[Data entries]
++++++++++

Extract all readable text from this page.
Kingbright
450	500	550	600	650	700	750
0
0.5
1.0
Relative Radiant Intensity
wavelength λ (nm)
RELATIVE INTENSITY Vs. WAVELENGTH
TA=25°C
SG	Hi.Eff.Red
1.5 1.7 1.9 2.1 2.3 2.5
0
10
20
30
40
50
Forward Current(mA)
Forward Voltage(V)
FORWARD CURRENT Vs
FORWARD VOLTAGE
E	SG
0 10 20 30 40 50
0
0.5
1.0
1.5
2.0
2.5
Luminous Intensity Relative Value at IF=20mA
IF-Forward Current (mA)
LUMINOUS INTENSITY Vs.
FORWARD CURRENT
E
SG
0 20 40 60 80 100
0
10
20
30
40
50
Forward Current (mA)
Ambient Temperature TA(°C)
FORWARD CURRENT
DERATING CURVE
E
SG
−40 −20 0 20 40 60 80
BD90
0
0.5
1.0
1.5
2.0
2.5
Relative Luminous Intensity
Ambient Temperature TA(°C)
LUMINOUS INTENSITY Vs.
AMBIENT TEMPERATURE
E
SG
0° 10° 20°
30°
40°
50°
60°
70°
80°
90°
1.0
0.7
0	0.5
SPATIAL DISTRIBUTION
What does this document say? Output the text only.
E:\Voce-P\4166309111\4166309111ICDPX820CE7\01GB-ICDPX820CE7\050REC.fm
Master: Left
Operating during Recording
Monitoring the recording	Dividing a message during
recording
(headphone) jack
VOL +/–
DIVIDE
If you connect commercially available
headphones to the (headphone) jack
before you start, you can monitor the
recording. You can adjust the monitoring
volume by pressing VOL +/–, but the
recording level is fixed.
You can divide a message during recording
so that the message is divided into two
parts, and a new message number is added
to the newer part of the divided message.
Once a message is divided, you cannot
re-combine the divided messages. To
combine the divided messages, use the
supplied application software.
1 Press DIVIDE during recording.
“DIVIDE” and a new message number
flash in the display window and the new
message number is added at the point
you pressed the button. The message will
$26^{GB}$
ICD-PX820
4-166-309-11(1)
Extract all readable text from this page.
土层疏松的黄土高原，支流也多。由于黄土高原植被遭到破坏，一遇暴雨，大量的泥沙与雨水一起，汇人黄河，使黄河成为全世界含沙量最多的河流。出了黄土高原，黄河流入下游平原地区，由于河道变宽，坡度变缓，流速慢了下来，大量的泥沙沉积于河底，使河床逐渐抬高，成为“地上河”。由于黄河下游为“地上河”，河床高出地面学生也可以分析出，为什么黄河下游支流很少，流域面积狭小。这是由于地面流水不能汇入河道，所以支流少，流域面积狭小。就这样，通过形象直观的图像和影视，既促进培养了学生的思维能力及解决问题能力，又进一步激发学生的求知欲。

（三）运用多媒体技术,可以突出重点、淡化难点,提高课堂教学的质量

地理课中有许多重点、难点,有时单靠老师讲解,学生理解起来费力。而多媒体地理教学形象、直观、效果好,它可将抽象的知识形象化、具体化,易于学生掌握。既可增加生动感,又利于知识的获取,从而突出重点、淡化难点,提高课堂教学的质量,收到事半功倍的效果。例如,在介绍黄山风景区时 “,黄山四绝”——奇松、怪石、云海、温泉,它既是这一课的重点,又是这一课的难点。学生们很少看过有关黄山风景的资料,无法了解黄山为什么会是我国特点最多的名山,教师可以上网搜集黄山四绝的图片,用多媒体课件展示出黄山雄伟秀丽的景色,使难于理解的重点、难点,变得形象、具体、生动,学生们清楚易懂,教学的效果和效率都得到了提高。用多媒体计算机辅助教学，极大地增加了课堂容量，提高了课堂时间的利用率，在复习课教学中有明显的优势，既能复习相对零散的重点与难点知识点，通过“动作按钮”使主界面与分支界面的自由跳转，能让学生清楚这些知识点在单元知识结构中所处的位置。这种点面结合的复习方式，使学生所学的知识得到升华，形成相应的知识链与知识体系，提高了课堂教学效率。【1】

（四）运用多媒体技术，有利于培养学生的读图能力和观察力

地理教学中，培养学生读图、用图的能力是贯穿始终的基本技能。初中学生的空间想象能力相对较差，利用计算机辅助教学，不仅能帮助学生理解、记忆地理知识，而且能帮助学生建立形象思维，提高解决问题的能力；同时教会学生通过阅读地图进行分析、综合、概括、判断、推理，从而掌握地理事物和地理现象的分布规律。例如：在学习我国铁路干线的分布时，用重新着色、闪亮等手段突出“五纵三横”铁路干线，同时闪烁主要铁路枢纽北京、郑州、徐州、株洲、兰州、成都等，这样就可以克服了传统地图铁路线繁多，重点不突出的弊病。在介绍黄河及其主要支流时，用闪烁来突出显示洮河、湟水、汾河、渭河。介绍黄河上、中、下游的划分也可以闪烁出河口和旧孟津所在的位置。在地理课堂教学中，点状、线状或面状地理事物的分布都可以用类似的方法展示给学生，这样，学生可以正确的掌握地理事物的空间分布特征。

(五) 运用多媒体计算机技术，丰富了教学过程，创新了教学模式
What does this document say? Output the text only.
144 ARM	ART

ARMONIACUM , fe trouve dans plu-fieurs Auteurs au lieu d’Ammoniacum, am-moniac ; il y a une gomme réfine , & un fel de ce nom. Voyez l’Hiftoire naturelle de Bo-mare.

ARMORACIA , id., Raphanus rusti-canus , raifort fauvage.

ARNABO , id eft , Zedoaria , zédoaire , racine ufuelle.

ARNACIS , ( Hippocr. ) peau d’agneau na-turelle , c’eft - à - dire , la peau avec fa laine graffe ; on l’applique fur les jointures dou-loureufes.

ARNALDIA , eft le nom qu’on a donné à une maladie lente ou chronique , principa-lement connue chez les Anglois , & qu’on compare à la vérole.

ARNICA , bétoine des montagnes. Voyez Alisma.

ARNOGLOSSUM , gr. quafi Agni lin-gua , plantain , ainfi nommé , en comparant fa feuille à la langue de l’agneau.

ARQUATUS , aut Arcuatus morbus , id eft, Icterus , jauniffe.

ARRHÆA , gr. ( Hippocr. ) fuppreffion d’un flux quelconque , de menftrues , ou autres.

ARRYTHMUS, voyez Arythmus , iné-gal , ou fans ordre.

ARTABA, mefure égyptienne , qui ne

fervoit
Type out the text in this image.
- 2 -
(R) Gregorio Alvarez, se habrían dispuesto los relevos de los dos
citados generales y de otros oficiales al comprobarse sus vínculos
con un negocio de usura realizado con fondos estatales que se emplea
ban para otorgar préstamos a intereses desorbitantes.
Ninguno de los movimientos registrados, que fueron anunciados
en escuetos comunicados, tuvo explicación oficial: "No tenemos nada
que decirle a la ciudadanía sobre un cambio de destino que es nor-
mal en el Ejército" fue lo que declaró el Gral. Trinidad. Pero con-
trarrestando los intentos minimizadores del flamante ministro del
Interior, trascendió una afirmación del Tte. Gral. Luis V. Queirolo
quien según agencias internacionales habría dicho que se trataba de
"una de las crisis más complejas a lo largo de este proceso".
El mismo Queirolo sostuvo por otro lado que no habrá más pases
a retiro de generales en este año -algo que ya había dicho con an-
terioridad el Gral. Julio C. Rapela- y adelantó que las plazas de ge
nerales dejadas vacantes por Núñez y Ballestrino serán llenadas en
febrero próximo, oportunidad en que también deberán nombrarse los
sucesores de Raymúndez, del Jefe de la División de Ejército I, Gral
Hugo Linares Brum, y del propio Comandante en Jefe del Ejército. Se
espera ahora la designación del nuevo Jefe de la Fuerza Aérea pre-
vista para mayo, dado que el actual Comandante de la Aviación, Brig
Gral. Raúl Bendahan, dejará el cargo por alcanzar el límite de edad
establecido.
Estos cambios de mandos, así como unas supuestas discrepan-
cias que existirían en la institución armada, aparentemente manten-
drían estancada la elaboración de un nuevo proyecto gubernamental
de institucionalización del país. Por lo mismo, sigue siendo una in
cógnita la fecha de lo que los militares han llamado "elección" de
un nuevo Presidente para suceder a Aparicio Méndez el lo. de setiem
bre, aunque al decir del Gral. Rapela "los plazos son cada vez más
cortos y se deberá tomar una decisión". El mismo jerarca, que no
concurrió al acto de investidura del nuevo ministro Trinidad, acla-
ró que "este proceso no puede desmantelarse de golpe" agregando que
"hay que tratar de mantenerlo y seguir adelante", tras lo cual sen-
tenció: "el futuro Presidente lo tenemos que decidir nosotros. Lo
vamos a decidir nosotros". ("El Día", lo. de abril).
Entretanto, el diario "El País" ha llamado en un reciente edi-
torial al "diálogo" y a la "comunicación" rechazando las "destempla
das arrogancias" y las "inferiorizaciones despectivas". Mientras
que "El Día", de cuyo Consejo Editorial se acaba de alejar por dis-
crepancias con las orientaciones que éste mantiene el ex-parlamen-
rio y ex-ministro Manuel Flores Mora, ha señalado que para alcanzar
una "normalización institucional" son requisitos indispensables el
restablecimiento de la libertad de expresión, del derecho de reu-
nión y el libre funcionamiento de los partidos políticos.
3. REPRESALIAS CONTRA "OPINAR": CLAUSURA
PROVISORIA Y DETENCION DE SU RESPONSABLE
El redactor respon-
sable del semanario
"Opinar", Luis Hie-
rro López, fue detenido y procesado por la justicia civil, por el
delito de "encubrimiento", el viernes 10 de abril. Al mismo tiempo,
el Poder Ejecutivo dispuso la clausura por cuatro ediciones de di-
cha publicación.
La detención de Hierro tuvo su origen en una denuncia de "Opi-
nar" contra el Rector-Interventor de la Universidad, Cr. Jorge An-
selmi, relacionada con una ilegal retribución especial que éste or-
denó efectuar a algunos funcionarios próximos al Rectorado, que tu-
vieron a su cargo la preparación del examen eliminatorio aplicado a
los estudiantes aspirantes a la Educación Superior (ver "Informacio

++++++++++

## GOAL OF THE EXERCISE
For the records above, state how many lines include the string "Queirolo", giving the number and nothing else.

## OUTPUT FOR THIS EXERCISE
2